- Stored items
####

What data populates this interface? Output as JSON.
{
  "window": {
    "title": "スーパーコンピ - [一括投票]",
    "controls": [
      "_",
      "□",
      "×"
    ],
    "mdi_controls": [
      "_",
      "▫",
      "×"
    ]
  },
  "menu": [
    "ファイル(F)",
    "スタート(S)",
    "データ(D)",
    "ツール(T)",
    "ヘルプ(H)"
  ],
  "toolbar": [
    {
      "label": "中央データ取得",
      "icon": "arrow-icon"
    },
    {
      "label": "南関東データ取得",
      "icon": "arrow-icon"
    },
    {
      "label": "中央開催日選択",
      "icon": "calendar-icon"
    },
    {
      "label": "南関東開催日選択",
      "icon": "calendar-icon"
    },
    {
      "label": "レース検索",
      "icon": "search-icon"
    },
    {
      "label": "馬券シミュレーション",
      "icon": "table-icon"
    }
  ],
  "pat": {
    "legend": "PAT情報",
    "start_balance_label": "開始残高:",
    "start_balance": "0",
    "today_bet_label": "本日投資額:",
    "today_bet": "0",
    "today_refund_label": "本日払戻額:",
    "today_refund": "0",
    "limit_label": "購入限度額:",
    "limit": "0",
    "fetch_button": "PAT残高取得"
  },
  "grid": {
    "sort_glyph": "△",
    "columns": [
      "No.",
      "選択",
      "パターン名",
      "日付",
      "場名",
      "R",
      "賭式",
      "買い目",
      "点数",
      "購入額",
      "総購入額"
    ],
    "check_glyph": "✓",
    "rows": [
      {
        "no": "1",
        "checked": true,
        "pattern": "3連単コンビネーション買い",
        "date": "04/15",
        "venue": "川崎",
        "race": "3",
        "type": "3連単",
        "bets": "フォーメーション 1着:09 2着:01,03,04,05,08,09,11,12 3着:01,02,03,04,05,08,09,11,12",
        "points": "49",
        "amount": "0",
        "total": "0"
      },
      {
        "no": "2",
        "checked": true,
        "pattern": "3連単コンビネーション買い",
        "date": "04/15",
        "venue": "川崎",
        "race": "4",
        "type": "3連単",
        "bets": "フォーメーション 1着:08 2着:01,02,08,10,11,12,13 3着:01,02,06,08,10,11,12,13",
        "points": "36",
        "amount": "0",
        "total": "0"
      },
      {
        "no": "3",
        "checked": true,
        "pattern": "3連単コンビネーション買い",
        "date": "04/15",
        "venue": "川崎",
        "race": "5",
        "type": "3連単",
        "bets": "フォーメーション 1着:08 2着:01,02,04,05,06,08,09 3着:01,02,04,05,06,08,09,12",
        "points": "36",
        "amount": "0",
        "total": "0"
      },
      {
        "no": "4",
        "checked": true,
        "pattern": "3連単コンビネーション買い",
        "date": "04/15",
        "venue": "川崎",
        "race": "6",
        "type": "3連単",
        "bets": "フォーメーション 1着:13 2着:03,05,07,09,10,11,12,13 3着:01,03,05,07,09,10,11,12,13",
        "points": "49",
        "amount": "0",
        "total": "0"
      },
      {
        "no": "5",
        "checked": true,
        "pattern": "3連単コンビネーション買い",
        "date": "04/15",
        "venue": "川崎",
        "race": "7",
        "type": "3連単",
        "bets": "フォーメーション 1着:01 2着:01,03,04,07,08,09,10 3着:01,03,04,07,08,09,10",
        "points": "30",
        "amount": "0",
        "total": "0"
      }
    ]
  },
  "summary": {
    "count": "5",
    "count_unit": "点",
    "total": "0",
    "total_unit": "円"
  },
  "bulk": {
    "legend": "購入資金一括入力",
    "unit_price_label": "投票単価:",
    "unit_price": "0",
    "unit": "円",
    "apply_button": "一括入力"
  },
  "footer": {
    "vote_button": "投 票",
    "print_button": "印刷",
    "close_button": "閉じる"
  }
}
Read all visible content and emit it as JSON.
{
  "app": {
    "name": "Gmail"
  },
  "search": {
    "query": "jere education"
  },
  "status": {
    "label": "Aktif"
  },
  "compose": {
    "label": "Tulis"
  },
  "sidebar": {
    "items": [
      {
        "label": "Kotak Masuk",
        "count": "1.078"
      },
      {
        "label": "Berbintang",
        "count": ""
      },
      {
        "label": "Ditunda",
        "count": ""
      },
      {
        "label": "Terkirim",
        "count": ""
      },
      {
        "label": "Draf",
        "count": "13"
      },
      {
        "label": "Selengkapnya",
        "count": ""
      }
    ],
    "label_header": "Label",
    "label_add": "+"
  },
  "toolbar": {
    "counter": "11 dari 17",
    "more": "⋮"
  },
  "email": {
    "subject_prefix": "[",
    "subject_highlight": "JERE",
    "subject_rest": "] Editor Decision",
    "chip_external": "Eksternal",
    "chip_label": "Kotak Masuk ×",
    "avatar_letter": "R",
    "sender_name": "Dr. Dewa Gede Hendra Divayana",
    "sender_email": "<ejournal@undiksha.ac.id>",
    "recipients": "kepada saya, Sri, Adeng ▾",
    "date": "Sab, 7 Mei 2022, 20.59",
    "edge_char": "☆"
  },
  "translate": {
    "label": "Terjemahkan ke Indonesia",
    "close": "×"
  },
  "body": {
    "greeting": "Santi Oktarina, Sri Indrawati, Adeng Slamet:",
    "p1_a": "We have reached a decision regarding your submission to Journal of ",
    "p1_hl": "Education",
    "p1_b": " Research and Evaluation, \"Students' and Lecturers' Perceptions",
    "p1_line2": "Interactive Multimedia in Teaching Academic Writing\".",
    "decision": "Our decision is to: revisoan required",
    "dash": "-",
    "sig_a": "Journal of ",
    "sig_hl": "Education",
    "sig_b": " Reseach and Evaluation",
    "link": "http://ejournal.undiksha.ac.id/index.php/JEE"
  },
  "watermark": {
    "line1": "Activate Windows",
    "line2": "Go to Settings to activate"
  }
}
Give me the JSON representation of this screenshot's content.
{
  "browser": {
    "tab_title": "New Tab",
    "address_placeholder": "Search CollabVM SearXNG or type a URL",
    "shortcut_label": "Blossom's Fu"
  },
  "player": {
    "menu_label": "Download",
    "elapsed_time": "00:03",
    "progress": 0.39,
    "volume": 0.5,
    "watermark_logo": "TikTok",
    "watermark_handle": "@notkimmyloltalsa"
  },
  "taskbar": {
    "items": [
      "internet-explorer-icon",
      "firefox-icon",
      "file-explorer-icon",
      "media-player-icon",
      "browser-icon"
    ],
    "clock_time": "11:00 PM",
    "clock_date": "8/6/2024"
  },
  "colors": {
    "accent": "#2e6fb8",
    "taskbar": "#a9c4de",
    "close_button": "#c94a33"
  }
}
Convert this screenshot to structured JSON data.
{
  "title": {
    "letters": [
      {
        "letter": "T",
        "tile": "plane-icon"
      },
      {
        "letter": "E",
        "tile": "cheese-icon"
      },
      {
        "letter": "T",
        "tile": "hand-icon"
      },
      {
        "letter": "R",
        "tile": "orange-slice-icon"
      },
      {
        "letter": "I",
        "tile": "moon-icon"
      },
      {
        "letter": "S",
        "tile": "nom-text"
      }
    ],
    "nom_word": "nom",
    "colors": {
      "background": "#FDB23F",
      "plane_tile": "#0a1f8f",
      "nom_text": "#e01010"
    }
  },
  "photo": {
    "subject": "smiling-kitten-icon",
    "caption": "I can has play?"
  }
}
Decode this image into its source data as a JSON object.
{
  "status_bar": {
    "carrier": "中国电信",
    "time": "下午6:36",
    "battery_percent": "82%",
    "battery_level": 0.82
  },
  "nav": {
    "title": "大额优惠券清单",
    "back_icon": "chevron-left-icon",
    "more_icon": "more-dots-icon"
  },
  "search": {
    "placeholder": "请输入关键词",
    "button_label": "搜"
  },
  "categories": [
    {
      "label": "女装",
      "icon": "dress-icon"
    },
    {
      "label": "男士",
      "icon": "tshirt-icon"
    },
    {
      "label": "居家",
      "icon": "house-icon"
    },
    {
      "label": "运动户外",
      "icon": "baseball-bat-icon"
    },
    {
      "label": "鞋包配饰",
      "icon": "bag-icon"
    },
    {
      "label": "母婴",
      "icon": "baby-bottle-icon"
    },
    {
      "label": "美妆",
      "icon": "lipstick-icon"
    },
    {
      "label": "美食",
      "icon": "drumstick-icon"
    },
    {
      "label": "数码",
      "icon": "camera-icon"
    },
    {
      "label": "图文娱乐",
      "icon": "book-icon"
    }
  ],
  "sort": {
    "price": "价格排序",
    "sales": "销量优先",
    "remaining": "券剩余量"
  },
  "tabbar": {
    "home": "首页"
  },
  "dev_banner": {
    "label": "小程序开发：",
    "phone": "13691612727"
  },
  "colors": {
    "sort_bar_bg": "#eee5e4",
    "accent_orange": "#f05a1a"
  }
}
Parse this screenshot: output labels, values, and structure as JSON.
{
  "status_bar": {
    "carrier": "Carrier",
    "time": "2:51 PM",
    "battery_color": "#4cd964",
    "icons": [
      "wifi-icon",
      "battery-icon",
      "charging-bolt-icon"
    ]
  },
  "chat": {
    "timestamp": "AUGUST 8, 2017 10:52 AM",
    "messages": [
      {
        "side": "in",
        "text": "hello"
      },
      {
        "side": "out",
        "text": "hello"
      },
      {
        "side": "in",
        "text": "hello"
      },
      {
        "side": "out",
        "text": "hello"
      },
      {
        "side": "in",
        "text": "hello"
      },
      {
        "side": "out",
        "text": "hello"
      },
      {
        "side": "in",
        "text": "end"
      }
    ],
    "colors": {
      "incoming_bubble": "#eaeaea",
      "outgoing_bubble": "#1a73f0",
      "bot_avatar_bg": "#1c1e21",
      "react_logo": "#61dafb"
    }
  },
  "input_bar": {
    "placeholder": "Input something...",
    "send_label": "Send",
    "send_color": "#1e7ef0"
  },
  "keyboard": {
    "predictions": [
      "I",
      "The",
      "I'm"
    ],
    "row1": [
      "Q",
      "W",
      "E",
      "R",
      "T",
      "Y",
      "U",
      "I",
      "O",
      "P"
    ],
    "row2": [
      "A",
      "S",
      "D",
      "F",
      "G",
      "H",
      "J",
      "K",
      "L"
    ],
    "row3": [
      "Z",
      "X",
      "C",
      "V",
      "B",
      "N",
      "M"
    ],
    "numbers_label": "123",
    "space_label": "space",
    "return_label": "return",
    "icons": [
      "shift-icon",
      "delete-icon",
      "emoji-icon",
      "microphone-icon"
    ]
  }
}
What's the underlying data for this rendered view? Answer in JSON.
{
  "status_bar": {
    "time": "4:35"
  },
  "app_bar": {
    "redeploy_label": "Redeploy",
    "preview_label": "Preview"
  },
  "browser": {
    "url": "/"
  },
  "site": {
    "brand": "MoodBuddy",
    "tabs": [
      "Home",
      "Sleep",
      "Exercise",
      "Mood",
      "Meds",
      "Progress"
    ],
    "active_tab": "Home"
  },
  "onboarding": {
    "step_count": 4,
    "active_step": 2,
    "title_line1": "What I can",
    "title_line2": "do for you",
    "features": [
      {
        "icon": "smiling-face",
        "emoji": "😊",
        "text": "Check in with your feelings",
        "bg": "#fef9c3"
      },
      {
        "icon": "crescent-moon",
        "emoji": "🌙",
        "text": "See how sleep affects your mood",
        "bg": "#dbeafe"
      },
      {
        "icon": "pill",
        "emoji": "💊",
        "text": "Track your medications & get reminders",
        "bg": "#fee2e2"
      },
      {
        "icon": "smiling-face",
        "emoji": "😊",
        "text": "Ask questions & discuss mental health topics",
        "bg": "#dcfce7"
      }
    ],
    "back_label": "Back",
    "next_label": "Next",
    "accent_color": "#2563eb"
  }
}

####

- TASK STATEMENT
Tally the lines of the preceding listing in which the word "bets" appears; state nothing but the total.

- RESPONSE TO THE TASK
5